• TASK DETAILS: List every row below that contains the string "gridline", treating uppercase and lowercase as different.

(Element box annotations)
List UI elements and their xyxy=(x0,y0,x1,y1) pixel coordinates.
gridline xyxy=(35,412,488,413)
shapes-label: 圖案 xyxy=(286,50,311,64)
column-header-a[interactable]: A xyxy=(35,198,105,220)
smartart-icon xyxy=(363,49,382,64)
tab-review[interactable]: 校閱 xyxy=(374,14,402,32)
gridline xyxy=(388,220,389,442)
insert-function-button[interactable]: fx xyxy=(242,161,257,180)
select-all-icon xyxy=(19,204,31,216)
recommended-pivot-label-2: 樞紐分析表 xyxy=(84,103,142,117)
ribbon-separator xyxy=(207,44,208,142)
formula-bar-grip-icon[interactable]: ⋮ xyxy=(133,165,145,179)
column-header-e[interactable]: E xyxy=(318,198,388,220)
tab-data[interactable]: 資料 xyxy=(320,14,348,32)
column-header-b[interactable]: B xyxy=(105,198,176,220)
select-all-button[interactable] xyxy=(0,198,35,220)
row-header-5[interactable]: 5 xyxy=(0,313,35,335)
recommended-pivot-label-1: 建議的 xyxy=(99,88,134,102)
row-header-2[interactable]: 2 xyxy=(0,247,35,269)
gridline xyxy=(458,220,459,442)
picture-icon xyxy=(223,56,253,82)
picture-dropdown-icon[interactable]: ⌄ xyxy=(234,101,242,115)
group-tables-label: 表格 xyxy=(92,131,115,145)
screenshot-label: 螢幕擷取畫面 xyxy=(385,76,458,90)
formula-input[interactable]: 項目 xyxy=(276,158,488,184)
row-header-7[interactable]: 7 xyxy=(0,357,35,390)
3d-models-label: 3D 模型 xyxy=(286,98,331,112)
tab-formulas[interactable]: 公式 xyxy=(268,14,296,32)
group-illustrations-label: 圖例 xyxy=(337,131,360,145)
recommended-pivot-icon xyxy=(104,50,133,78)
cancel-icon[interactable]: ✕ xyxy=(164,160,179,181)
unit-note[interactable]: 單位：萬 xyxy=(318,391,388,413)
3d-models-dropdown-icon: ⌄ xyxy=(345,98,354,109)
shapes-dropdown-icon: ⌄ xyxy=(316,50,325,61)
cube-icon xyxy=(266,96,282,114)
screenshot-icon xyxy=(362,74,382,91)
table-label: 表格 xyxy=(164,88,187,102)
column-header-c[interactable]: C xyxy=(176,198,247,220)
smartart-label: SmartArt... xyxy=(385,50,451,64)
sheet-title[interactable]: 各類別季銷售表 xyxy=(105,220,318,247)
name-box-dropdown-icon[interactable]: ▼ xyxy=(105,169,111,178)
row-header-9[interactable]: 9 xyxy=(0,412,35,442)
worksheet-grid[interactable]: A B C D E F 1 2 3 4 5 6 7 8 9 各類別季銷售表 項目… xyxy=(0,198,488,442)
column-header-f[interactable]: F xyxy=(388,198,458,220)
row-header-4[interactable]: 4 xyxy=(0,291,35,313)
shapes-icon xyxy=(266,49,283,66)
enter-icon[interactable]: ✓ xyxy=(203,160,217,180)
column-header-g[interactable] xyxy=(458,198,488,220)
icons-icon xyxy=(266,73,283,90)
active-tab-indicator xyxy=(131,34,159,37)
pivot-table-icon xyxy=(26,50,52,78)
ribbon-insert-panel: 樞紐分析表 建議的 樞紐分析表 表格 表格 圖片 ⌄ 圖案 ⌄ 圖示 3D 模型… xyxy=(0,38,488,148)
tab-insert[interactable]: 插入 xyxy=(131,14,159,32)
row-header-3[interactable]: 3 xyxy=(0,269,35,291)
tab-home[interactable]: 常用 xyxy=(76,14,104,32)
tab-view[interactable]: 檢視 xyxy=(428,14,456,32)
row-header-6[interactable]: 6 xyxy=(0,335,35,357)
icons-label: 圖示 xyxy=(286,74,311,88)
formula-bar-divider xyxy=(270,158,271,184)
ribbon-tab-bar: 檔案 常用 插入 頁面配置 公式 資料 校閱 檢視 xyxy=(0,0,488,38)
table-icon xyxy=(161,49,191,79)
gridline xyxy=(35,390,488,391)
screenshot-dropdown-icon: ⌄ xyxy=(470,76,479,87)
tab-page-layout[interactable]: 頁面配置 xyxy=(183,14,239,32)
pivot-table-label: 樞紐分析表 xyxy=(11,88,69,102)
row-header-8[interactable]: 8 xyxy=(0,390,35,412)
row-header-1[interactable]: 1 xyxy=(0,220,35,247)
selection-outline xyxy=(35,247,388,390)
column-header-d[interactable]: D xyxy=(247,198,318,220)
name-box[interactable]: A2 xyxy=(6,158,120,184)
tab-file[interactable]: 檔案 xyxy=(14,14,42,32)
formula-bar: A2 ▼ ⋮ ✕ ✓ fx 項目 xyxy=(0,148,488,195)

• RESPONSE TO THIS EXERCISE:
gridline xyxy=(35,412,488,413)
gridline xyxy=(388,220,389,442)
gridline xyxy=(458,220,459,442)
gridline xyxy=(35,390,488,391)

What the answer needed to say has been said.